_Goal:_ Isolate every line in the data with the string "числе" and copy it.

Begin Input rows

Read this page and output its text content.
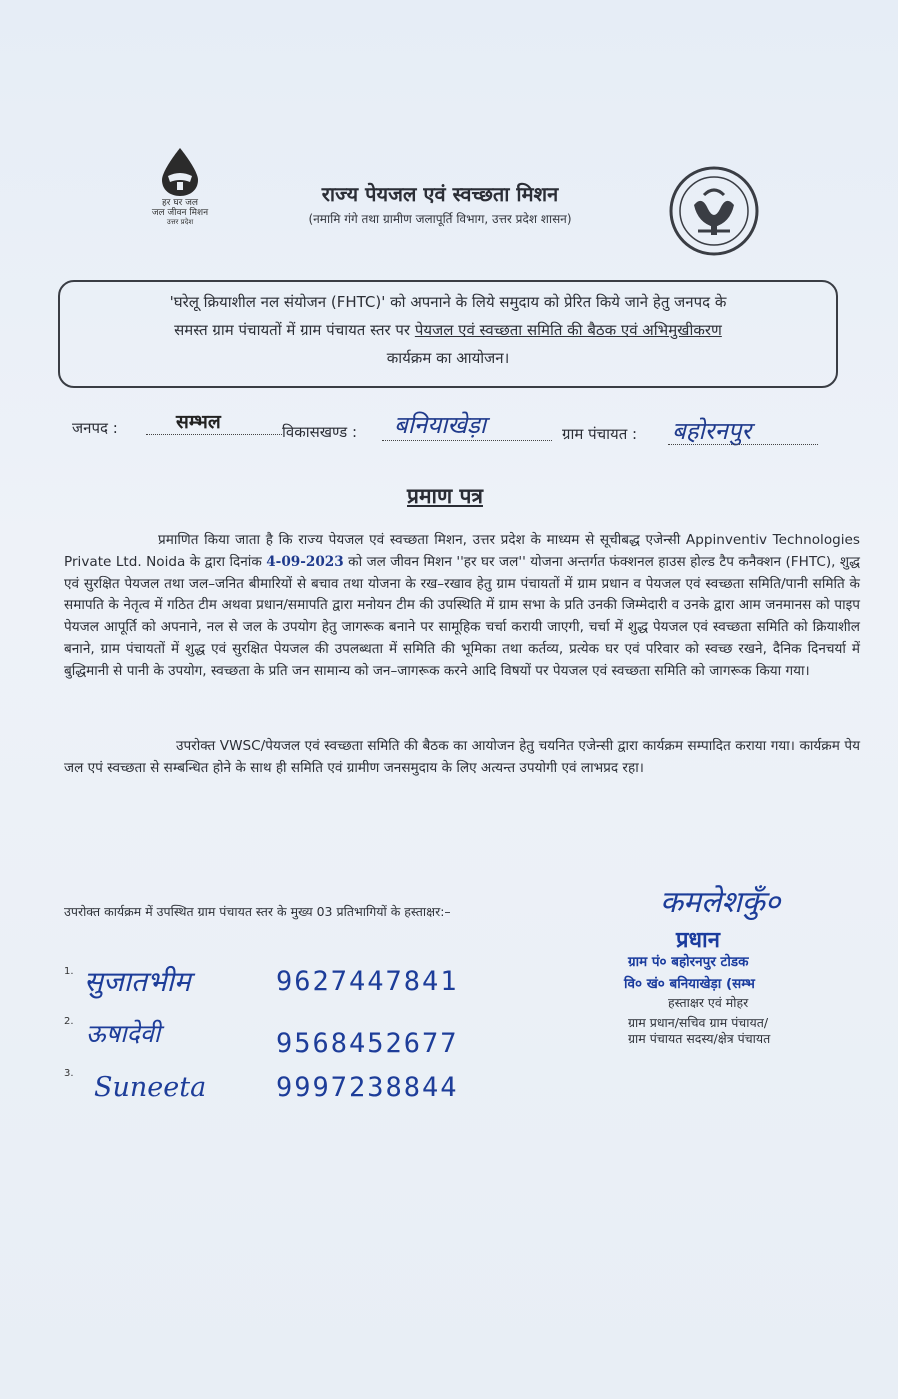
हर घर जल
जल जीवन मिशन
उत्तर प्रदेश
राज्य पेयजल एवं स्वच्छता मिशन
(नमामि गंगे तथा ग्रामीण जलापूर्ति विभाग, उत्तर प्रदेश शासन)
'घरेलू क्रियाशील नल संयोजन (FHTC)' को अपनाने के लिये समुदाय को प्रेरित किये जाने हेतु जनपद के
समस्त ग्राम पंचायतों में ग्राम पंचायत स्तर पर पेयजल एवं स्वच्छता समिति की बैठक एवं अभिमुखीकरण
कार्यक्रम का आयोजन।
जनपद :	सम्भल	विकासखण्ड : बनियाखेड़ा	ग्राम पंचायत : बहोरनपुर
प्रमाण पत्र
प्रमाणित किया जाता है कि राज्य पेयजल एवं स्वच्छता मिशन, उत्तर प्रदेश के माध्यम से सूचीबद्ध एजेन्सी Appinventiv Technologies Private Ltd. Noida के द्वारा दिनांक 4-09-2023 को जल जीवन मिशन ''हर घर जल'' योजना अन्तर्गत फंक्शनल हाउस होल्ड टैप कनैक्शन (FHTC), शुद्ध एवं सुरक्षित पेयजल तथा जल–जनित बीमारियों से बचाव तथा योजना के रख–रखाव हेतु ग्राम पंचायतों में ग्राम प्रधान व पेयजल एवं स्वच्छता समिति/पानी समिति के समापति के नेतृत्व में गठित टीम अथवा प्रधान/समापति द्वारा मनोयन टीम की उपस्थिति में ग्राम सभा के प्रति उनकी जिम्मेदारी व उनके द्वारा आम जनमानस को पाइप पेयजल आपूर्ति को अपनाने, नल से जल के उपयोग हेतु जागरूक बनाने पर सामूहिक चर्चा करायी जाएगी, चर्चा में शुद्ध पेयजल एवं स्वच्छता समिति को क्रियाशील बनाने, ग्राम पंचायतों में शुद्ध एवं सुरक्षित पेयजल की उपलब्धता में समिति की भूमिका तथा कर्तव्य, प्रत्येक घर एवं परिवार को स्वच्छ रखने, दैनिक दिनचर्या में बुद्धिमानी से पानी के उपयोग, स्वच्छता के प्रति जन सामान्य को जन–जागरूक करने आदि विषयों पर पेयजल एवं स्वच्छता समिति को जागरूक किया गया।
उपरोक्त VWSC/पेयजल एवं स्वच्छता समिति की बैठक का आयोजन हेतु चयनित एजेन्सी द्वारा कार्यक्रम सम्पादित कराया गया। कार्यक्रम पेय जल एपं स्वच्छता से सम्बन्धित होने के साथ ही समिति एवं ग्रामीण जनसमुदाय के लिए अत्यन्त उपयोगी एवं लाभप्रद रहा।
उपरोक्त कार्यक्रम में उपस्थित ग्राम पंचायत स्तर के मुख्य 03 प्रतिभागियों के हस्ताक्षर:–
1. सुजातभीम	9627447841
2. ऊषादेवी	9568452677
3. Suneeta	9997238844
कमलेशकुँ०
प्रधान
ग्राम पं० बहोरनपुर टोडक
वि० खं० बनियाखेड़ा (सम्भ
हस्ताक्षर एवं मोहर
ग्राम प्रधान/सचिव ग्राम पंचायत/
ग्राम पंचायत सदस्य/क्षेत्र पंचायत
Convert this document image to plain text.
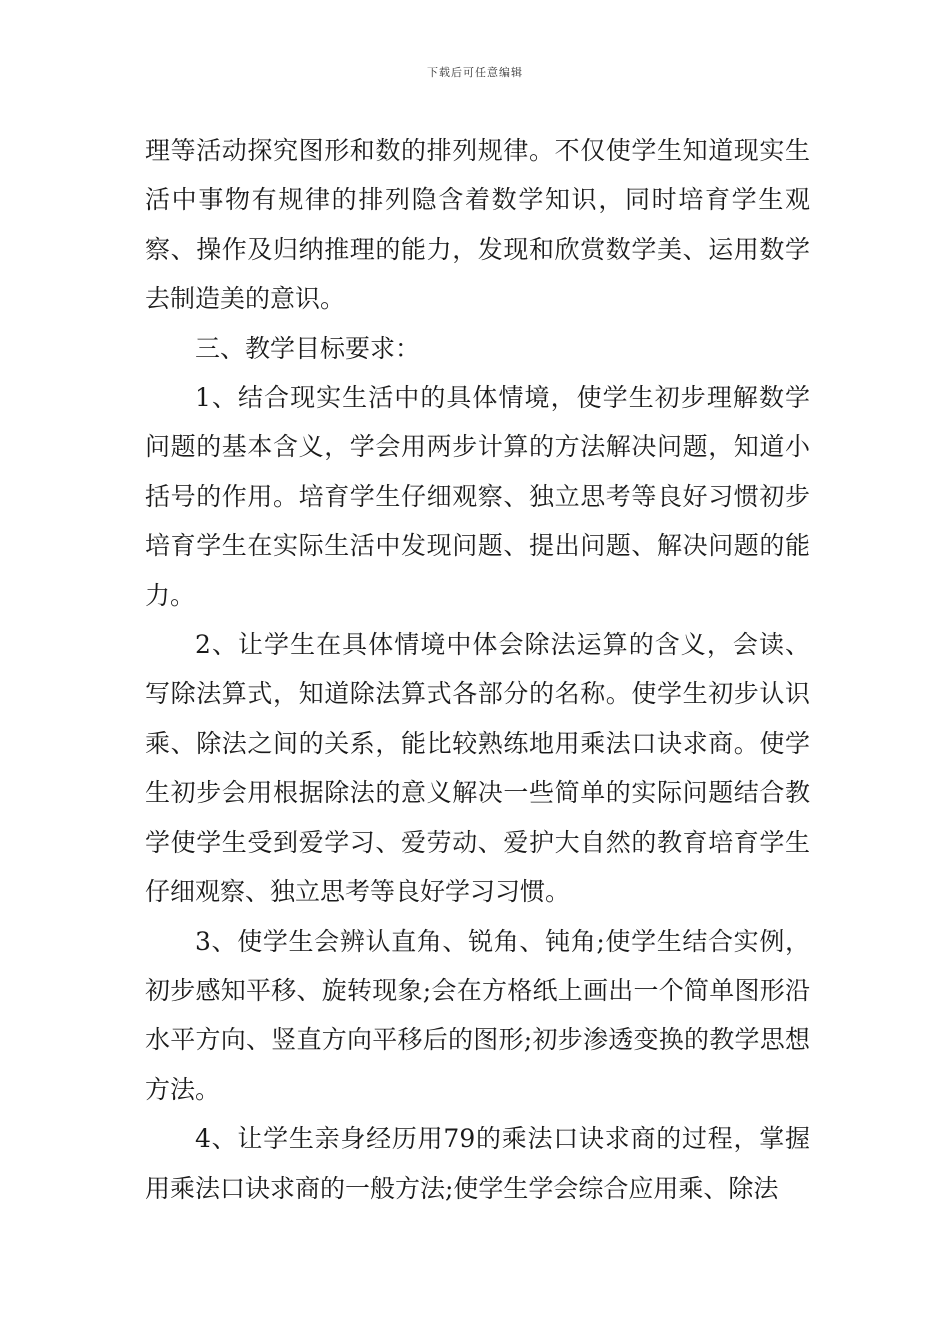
下载后可任意编辑

理等活动探究图形和数的排列规律。不仅使学生知道现实生活中事物有规律的排列隐含着数学知识，同时培育学生观察、操作及归纳推理的能力，发现和欣赏数学美、运用数学去制造美的意识。

三、教学目标要求：

1、结合现实生活中的具体情境，使学生初步理解数学问题的基本含义，学会用两步计算的方法解决问题，知道小括号的作用。培育学生仔细观察、独立思考等良好习惯初步培育学生在实际生活中发现问题、提出问题、解决问题的能力。

2、让学生在具体情境中体会除法运算的含义，会读、写除法算式，知道除法算式各部分的名称。使学生初步认识乘、除法之间的关系，能比较熟练地用乘法口诀求商。使学生初步会用根据除法的意义解决一些简单的实际问题结合教学使学生受到爱学习、爱劳动、爱护大自然的教育培育学生仔细观察、独立思考等良好学习习惯。

3、使学生会辨认直角、锐角、钝角;使学生结合实例，初步感知平移、旋转现象;会在方格纸上画出一个简单图形沿水平方向、竖直方向平移后的图形;初步渗透变换的教学思想方法。

4、让学生亲身经历用79的乘法口诀求商的过程，掌握用乘法口诀求商的一般方法;使学生学会综合应用乘、除法
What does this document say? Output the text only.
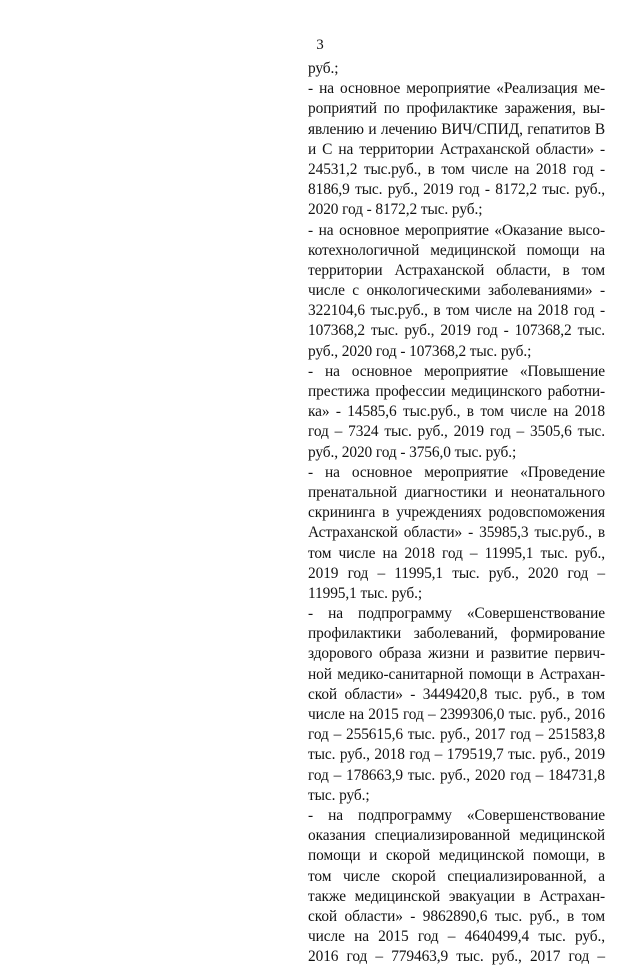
3
руб.;
- на основное мероприятие «Реализация ме-
роприятий по профилактике заражения, вы-
явлению и лечению ВИЧ/СПИД, гепатитов В
и С на территории Астраханской области» -
24531,2 тыс.руб., в том числе на 2018 год -
8186,9 тыс. руб., 2019 год - 8172,2 тыс. руб.,
2020 год - 8172,2 тыс. руб.;
- на основное мероприятие «Оказание высо-
котехнологичной медицинской помощи на
территории Астраханской области, в том
числе с онкологическими заболеваниями» -
322104,6 тыс.руб., в том числе на 2018 год -
107368,2 тыс. руб., 2019 год - 107368,2 тыс.
руб., 2020 год - 107368,2 тыс. руб.;
- на основное мероприятие «Повышение
престижа профессии медицинского работни-
ка» - 14585,6 тыс.руб., в том числе на 2018
год – 7324 тыс. руб., 2019 год – 3505,6 тыс.
руб., 2020 год - 3756,0 тыс. руб.;
- на основное мероприятие «Проведение
пренатальной диагностики и неонатального
скрининга в учреждениях родовспоможения
Астраханской области» - 35985,3 тыс.руб., в
том числе на 2018 год – 11995,1 тыс. руб.,
2019 год – 11995,1 тыс. руб., 2020 год –
11995,1 тыс. руб.;
- на подпрограмму «Совершенствование
профилактики заболеваний, формирование
здорового образа жизни и развитие первич-
ной медико-санитарной помощи в Астрахан-
ской области» - 3449420,8 тыс. руб., в том
числе на 2015 год – 2399306,0 тыс. руб., 2016
год – 255615,6 тыс. руб., 2017 год – 251583,8
тыс. руб., 2018 год – 179519,7 тыс. руб., 2019
год – 178663,9 тыс. руб., 2020 год – 184731,8
тыс. руб.;
- на подпрограмму «Совершенствование
оказания специализированной медицинской
помощи и скорой медицинской помощи, в
том числе скорой специализированной, а
также медицинской эвакуации в Астрахан-
ской области» - 9862890,6 тыс. руб., в том
числе на 2015 год – 4640499,4 тыс. руб.,
2016 год – 779463,9 тыс. руб., 2017 год –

End Input rows

_Response:_
24531,2 тыс.руб., в том числе на 2018 год -
числе с онкологическими заболеваниями» -
322104,6 тыс.руб., в том числе на 2018 год -
ка» - 14585,6 тыс.руб., в том числе на 2018
том числе на 2018 год – 11995,1 тыс. руб.,
числе на 2015 год – 2399306,0 тыс. руб., 2016
том числе скорой специализированной, а
числе на 2015 год – 4640499,4 тыс. руб.,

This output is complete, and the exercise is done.